### Exercise inputs
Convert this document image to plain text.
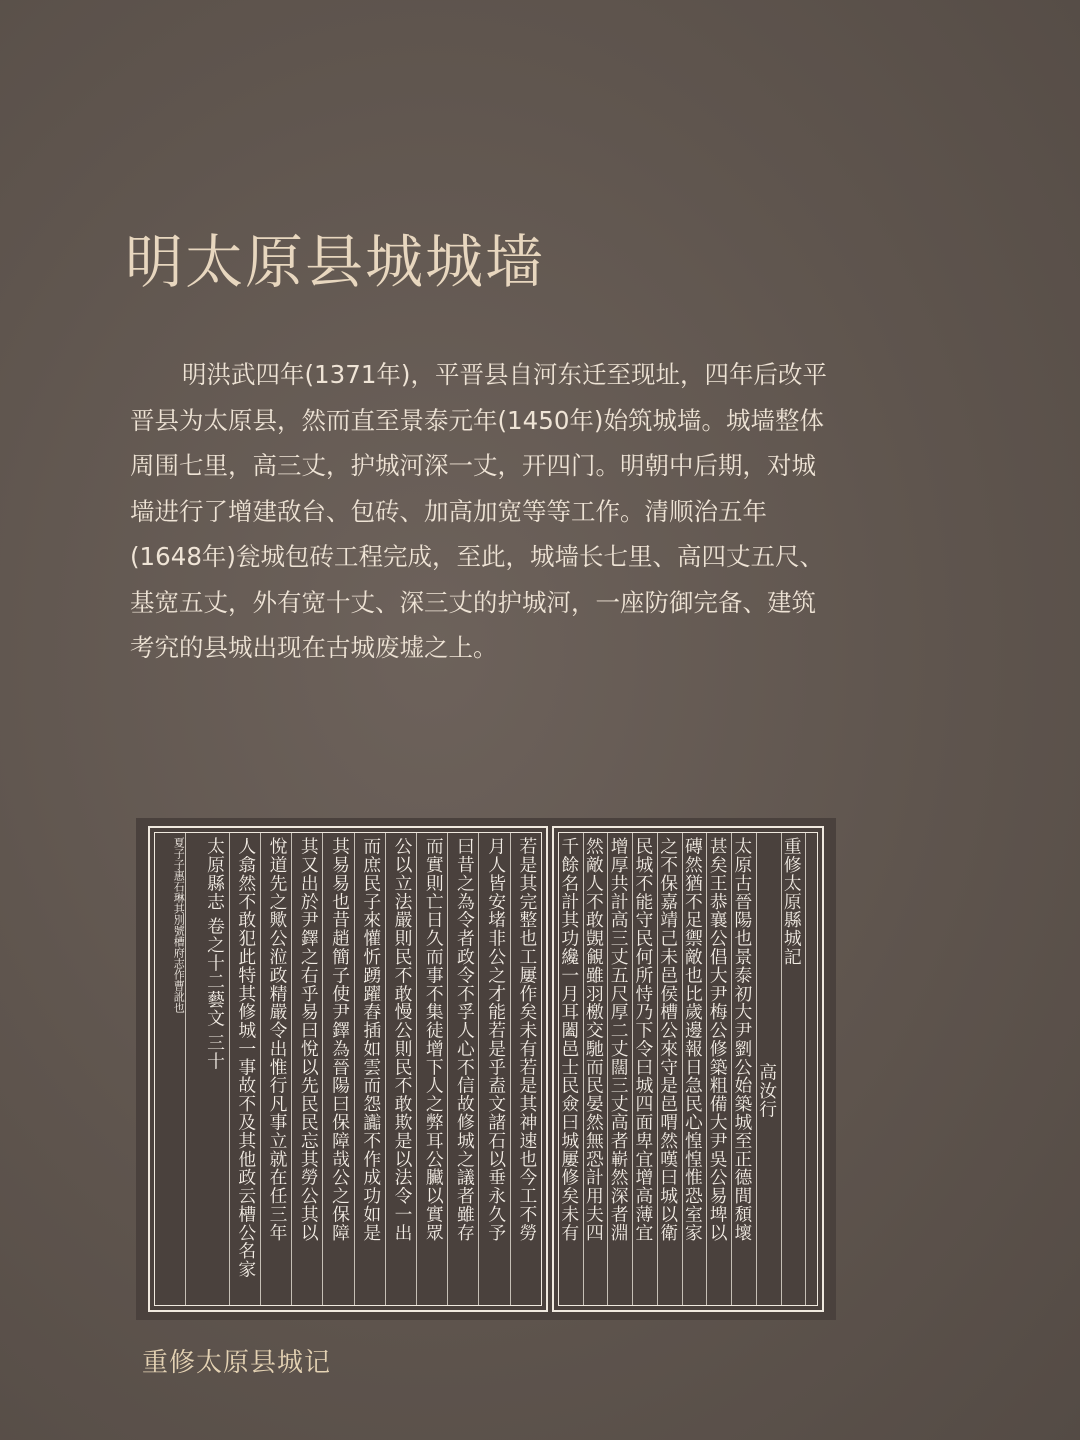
明太原县城城墙
明洪武四年(1371年)，平晋县自河东迁至现址，四年后改平
晋县为太原县，然而直至景泰元年(1450年)始筑城墙。城墙整体
周围七里，高三丈，护城河深一丈，开四门。明朝中后期，对城
墙进行了增建敌台、包砖、加高加宽等等工作。清顺治五年
(1648年)瓮城包砖工程完成，至此，城墙长七里、高四丈五尺、
基宽五丈，外有宽十丈、深三丈的护城河，一座防御完备、建筑
考究的县城出现在古城废墟之上。
若是其完整也工屢作矣未有若是其神速也今工不勞
月人皆安堵非公之才能若是乎盍文諸石以垂永久予
曰昔之為令者政令不孚人心不信故修城之議者雖存
而實則亡日久而事不集徒增下人之弊耳公臟以實眾
公以立法嚴則民不敢慢公則民不敢欺是以法令一出
而庶民子來懽忻踴躍舂插如雲而怨讟不作成功如是
其易易也昔趙簡子使尹鐸為晉陽曰保障哉公之保障
其又出於尹鐸之右乎易曰悅以先民民忘其勞公其以
悅道先之歟公涖政精嚴令出惟行凡事立就在任三年
人翕然不敢犯此特其修城一事故不及其他政云槽公名家
太原縣志 卷之十二藝文 三十
夏子子惠石琳其別號槽府志作曹訛也	重修太原縣城記
高汝行
太原古晉陽也景泰初大尹劉公始築城至正德間頹壞
甚矣王恭襄公倡大尹梅公修築粗備大尹吳公易埤以
磚然猶不足禦敵也比歲邊報日急民心惶惶惟恐室家
之不保嘉靖己未邑侯槽公來守是邑喟然嘆曰城以衛
民城不能守民何所恃乃下令曰城四面卑宜增高薄宜
增厚共計高三丈五尺厚二丈闊三丈高者嶄然深者淵
然敵人不敢覬覦雖羽檄交馳而民晏然無恐計用夫四
千餘名計其功纔一月耳闔邑士民僉曰城屢修矣未有
重修太原县城记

### Description of the task
All the lines above are to be reproduced exactly, except the pictures.

### Expected answer
Convert this document image to plain text.
明太原县城城墙
明洪武四年(1371年)，平晋县自河东迁至现址，四年后改平
晋县为太原县，然而直至景泰元年(1450年)始筑城墙。城墙整体
周围七里，高三丈，护城河深一丈，开四门。明朝中后期，对城
墙进行了增建敌台、包砖、加高加宽等等工作。清顺治五年
(1648年)瓮城包砖工程完成，至此，城墙长七里、高四丈五尺、
基宽五丈，外有宽十丈、深三丈的护城河，一座防御完备、建筑
考究的县城出现在古城废墟之上。
若是其完整也工屢作矣未有若是其神速也今工不勞
月人皆安堵非公之才能若是乎盍文諸石以垂永久予
曰昔之為令者政令不孚人心不信故修城之議者雖存
而實則亡日久而事不集徒增下人之弊耳公臟以實眾
公以立法嚴則民不敢慢公則民不敢欺是以法令一出
而庶民子來懽忻踴躍舂插如雲而怨讟不作成功如是
其易易也昔趙簡子使尹鐸為晉陽曰保障哉公之保障
其又出於尹鐸之右乎易曰悅以先民民忘其勞公其以
悅道先之歟公涖政精嚴令出惟行凡事立就在任三年
人翕然不敢犯此特其修城一事故不及其他政云槽公名家
太原縣志 卷之十二藝文 三十
夏子子惠石琳其別號槽府志作曹訛也	重修太原縣城記
高汝行
太原古晉陽也景泰初大尹劉公始築城至正德間頹壞
甚矣王恭襄公倡大尹梅公修築粗備大尹吳公易埤以
磚然猶不足禦敵也比歲邊報日急民心惶惶惟恐室家
之不保嘉靖己未邑侯槽公來守是邑喟然嘆曰城以衛
民城不能守民何所恃乃下令曰城四面卑宜增高薄宜
增厚共計高三丈五尺厚二丈闊三丈高者嶄然深者淵
然敵人不敢覬覦雖羽檄交馳而民晏然無恐計用夫四
千餘名計其功纔一月耳闔邑士民僉曰城屢修矣未有
重修太原县城记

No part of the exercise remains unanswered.